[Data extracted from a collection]
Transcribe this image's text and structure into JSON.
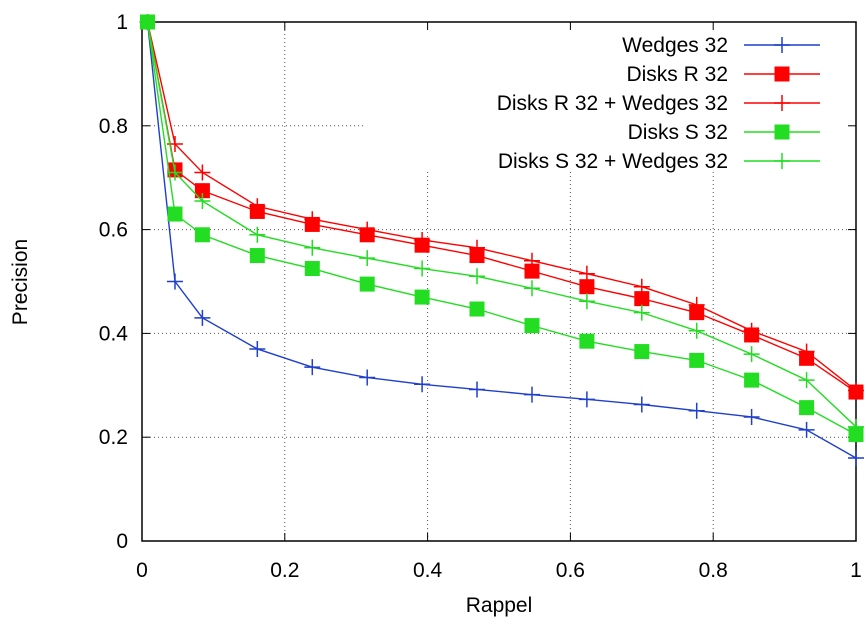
{
  "chart_data": {
    "type": "line",
    "xlabel": "Rappel",
    "ylabel": "Precision",
    "xlim": [
      0,
      1
    ],
    "ylim": [
      0,
      1
    ],
    "xticks": [
      "0",
      "0.2",
      "0.4",
      "0.6",
      "0.8",
      "1"
    ],
    "yticks": [
      "0",
      "0.2",
      "0.4",
      "0.6",
      "0.8",
      "1"
    ],
    "grid": true,
    "legend_position": "top-right",
    "x": [
      0.0077,
      0.0462,
      0.0846,
      0.1615,
      0.2385,
      0.3154,
      0.3923,
      0.4692,
      0.5462,
      0.6231,
      0.7,
      0.7769,
      0.8538,
      0.9308,
      1.0
    ],
    "series": [
      {
        "name": "Wedges 32",
        "color": "#1f3fcc",
        "marker": "plus",
        "values": [
          1.0,
          0.5,
          0.43,
          0.37,
          0.335,
          0.315,
          0.302,
          0.292,
          0.282,
          0.273,
          0.263,
          0.251,
          0.239,
          0.214,
          0.16
        ]
      },
      {
        "name": "Disks R 32",
        "color": "#ff0000",
        "marker": "square",
        "values": [
          1.0,
          0.715,
          0.675,
          0.635,
          0.61,
          0.59,
          0.57,
          0.55,
          0.52,
          0.49,
          0.467,
          0.44,
          0.397,
          0.352,
          0.287
        ]
      },
      {
        "name": "Disks R 32 + Wedges 32",
        "color": "#ff0000",
        "marker": "plus",
        "values": [
          1.0,
          0.765,
          0.71,
          0.645,
          0.62,
          0.6,
          0.58,
          0.565,
          0.54,
          0.515,
          0.49,
          0.455,
          0.405,
          0.365,
          0.29
        ]
      },
      {
        "name": "Disks S 32",
        "color": "#22dd22",
        "marker": "square",
        "values": [
          1.0,
          0.63,
          0.59,
          0.55,
          0.525,
          0.495,
          0.47,
          0.447,
          0.415,
          0.385,
          0.365,
          0.348,
          0.31,
          0.257,
          0.205
        ]
      },
      {
        "name": "Disks S 32 + Wedges 32",
        "color": "#22dd22",
        "marker": "plus",
        "values": [
          1.0,
          0.71,
          0.655,
          0.59,
          0.565,
          0.545,
          0.525,
          0.51,
          0.487,
          0.462,
          0.44,
          0.405,
          0.36,
          0.31,
          0.22
        ]
      }
    ]
  }
}
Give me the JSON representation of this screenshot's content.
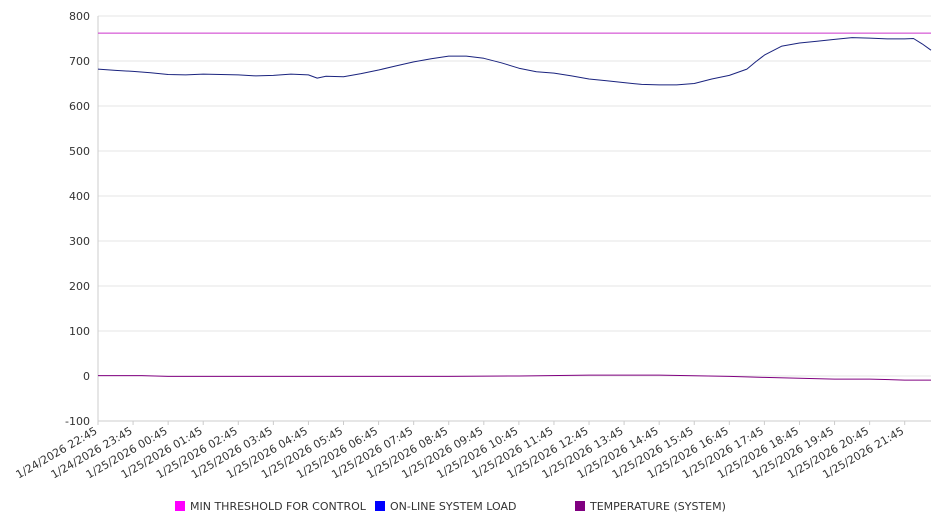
{
  "chart_data": {
    "type": "line",
    "title": "",
    "xlabel": "",
    "ylabel": "",
    "ylim": [
      -100,
      800
    ],
    "yticks": [
      "800",
      "700",
      "600",
      "500",
      "400",
      "300",
      "200",
      "100",
      "0",
      "-100"
    ],
    "grid": true,
    "legend_position": "bottom",
    "x_start": "1/24/2026 22:45",
    "x_end": "1/25/2026 22:30",
    "categories": [
      "1/24/2026 22:45",
      "1/24/2026 23:45",
      "1/25/2026 00:45",
      "1/25/2026 01:45",
      "1/25/2026 02:45",
      "1/25/2026 03:45",
      "1/25/2026 04:45",
      "1/25/2026 05:45",
      "1/25/2026 06:45",
      "1/25/2026 07:45",
      "1/25/2026 08:45",
      "1/25/2026 09:45",
      "1/25/2026 10:45",
      "1/25/2026 11:45",
      "1/25/2026 12:45",
      "1/25/2026 13:45",
      "1/25/2026 14:45",
      "1/25/2026 15:45",
      "1/25/2026 16:45",
      "1/25/2026 17:45",
      "1/25/2026 18:45",
      "1/25/2026 19:45",
      "1/25/2026 20:45",
      "1/25/2026 21:45"
    ],
    "series": [
      {
        "name": "MIN THRESHOLD FOR CONTROL",
        "color": "#cc33cc",
        "swatch": "#ff00ff",
        "points": [
          [
            "1/24/2026 22:45",
            762
          ],
          [
            "1/25/2026 22:30",
            762
          ]
        ]
      },
      {
        "name": "ON-LINE SYSTEM LOAD",
        "color": "#1a237e",
        "swatch": "#0000ff",
        "points": [
          [
            "1/24/2026 22:45",
            682
          ],
          [
            "1/24/2026 23:15",
            679
          ],
          [
            "1/24/2026 23:45",
            677
          ],
          [
            "1/25/2026 00:15",
            674
          ],
          [
            "1/25/2026 00:45",
            670
          ],
          [
            "1/25/2026 01:15",
            669
          ],
          [
            "1/25/2026 01:45",
            671
          ],
          [
            "1/25/2026 02:15",
            670
          ],
          [
            "1/25/2026 02:45",
            669
          ],
          [
            "1/25/2026 03:15",
            667
          ],
          [
            "1/25/2026 03:45",
            668
          ],
          [
            "1/25/2026 04:15",
            671
          ],
          [
            "1/25/2026 04:45",
            669
          ],
          [
            "1/25/2026 05:00",
            662
          ],
          [
            "1/25/2026 05:15",
            666
          ],
          [
            "1/25/2026 05:45",
            665
          ],
          [
            "1/25/2026 06:15",
            672
          ],
          [
            "1/25/2026 06:45",
            680
          ],
          [
            "1/25/2026 07:15",
            689
          ],
          [
            "1/25/2026 07:45",
            698
          ],
          [
            "1/25/2026 08:15",
            705
          ],
          [
            "1/25/2026 08:45",
            711
          ],
          [
            "1/25/2026 09:15",
            711
          ],
          [
            "1/25/2026 09:45",
            706
          ],
          [
            "1/25/2026 10:15",
            696
          ],
          [
            "1/25/2026 10:45",
            684
          ],
          [
            "1/25/2026 11:15",
            676
          ],
          [
            "1/25/2026 11:45",
            673
          ],
          [
            "1/25/2026 12:15",
            667
          ],
          [
            "1/25/2026 12:45",
            660
          ],
          [
            "1/25/2026 13:15",
            656
          ],
          [
            "1/25/2026 13:45",
            652
          ],
          [
            "1/25/2026 14:15",
            648
          ],
          [
            "1/25/2026 14:45",
            647
          ],
          [
            "1/25/2026 15:15",
            647
          ],
          [
            "1/25/2026 15:45",
            650
          ],
          [
            "1/25/2026 16:15",
            660
          ],
          [
            "1/25/2026 16:45",
            668
          ],
          [
            "1/25/2026 17:15",
            682
          ],
          [
            "1/25/2026 17:30",
            698
          ],
          [
            "1/25/2026 17:45",
            713
          ],
          [
            "1/25/2026 18:15",
            733
          ],
          [
            "1/25/2026 18:45",
            740
          ],
          [
            "1/25/2026 19:15",
            744
          ],
          [
            "1/25/2026 19:45",
            748
          ],
          [
            "1/25/2026 20:15",
            752
          ],
          [
            "1/25/2026 20:45",
            751
          ],
          [
            "1/25/2026 21:15",
            749
          ],
          [
            "1/25/2026 21:45",
            749
          ],
          [
            "1/25/2026 22:00",
            750
          ],
          [
            "1/25/2026 22:15",
            738
          ],
          [
            "1/25/2026 22:30",
            724
          ]
        ]
      },
      {
        "name": "TEMPERATURE (SYSTEM)",
        "color": "#800080",
        "swatch": "#800080",
        "points": [
          [
            "1/24/2026 22:45",
            1
          ],
          [
            "1/25/2026 00:00",
            1
          ],
          [
            "1/25/2026 00:45",
            -1
          ],
          [
            "1/25/2026 02:45",
            -1
          ],
          [
            "1/25/2026 04:45",
            -1
          ],
          [
            "1/25/2026 06:45",
            -1
          ],
          [
            "1/25/2026 08:45",
            -1
          ],
          [
            "1/25/2026 10:45",
            0
          ],
          [
            "1/25/2026 12:45",
            2
          ],
          [
            "1/25/2026 14:45",
            2
          ],
          [
            "1/25/2026 16:45",
            -1
          ],
          [
            "1/25/2026 17:45",
            -3
          ],
          [
            "1/25/2026 18:45",
            -5
          ],
          [
            "1/25/2026 19:45",
            -7
          ],
          [
            "1/25/2026 20:45",
            -7
          ],
          [
            "1/25/2026 21:45",
            -9
          ],
          [
            "1/25/2026 22:30",
            -9
          ]
        ]
      }
    ]
  }
}
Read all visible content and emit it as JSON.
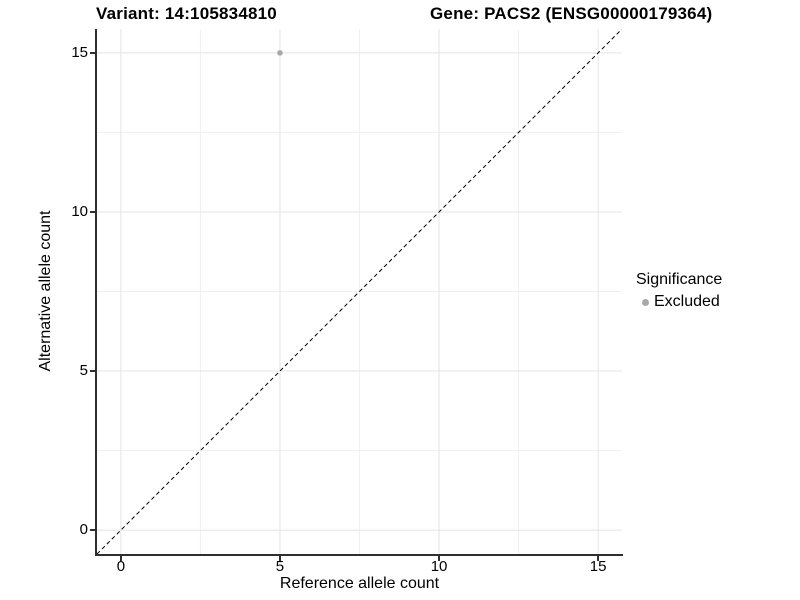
{
  "titles": {
    "variant": "Variant: 14:105834810",
    "gene": "Gene: PACS2 (ENSG00000179364)"
  },
  "chart_data": {
    "type": "scatter",
    "title": "Variant: 14:105834810 — Gene: PACS2 (ENSG00000179364)",
    "xlabel": "Reference allele count",
    "ylabel": "Alternative allele count",
    "xlim": [
      -0.75,
      15.75
    ],
    "ylim": [
      -0.75,
      15.75
    ],
    "x_ticks": [
      0,
      5,
      10,
      15
    ],
    "y_ticks": [
      0,
      5,
      10,
      15
    ],
    "x_minor_ticks": [
      2.5,
      7.5,
      12.5
    ],
    "y_minor_ticks": [
      2.5,
      7.5,
      12.5
    ],
    "grid": "major and minor, light gray, on white panel",
    "reference_line": {
      "type": "identity",
      "slope": 1,
      "intercept": 0,
      "linetype": "dashed",
      "color": "#000000"
    },
    "series": [
      {
        "name": "Excluded",
        "color": "#a8a8a8",
        "points": [
          {
            "x": 5,
            "y": 15
          }
        ]
      }
    ],
    "legend": {
      "title": "Significance",
      "position": "right",
      "items": [
        {
          "label": "Excluded",
          "color": "#a8a8a8"
        }
      ]
    },
    "colors": {
      "grid_major": "#e4e4e4",
      "grid_minor": "#f0f0f0",
      "axis": "#2f2f2f",
      "point": "#a8a8a8",
      "text": "#000000"
    }
  }
}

STATED GOAL: In the entries above, identify each line that includes the string "SYSTEM", then copy it.

TASK SOLUTION:
        "name": "ON-LINE SYSTEM LOAD",
        "name": "TEMPERATURE (SYSTEM)",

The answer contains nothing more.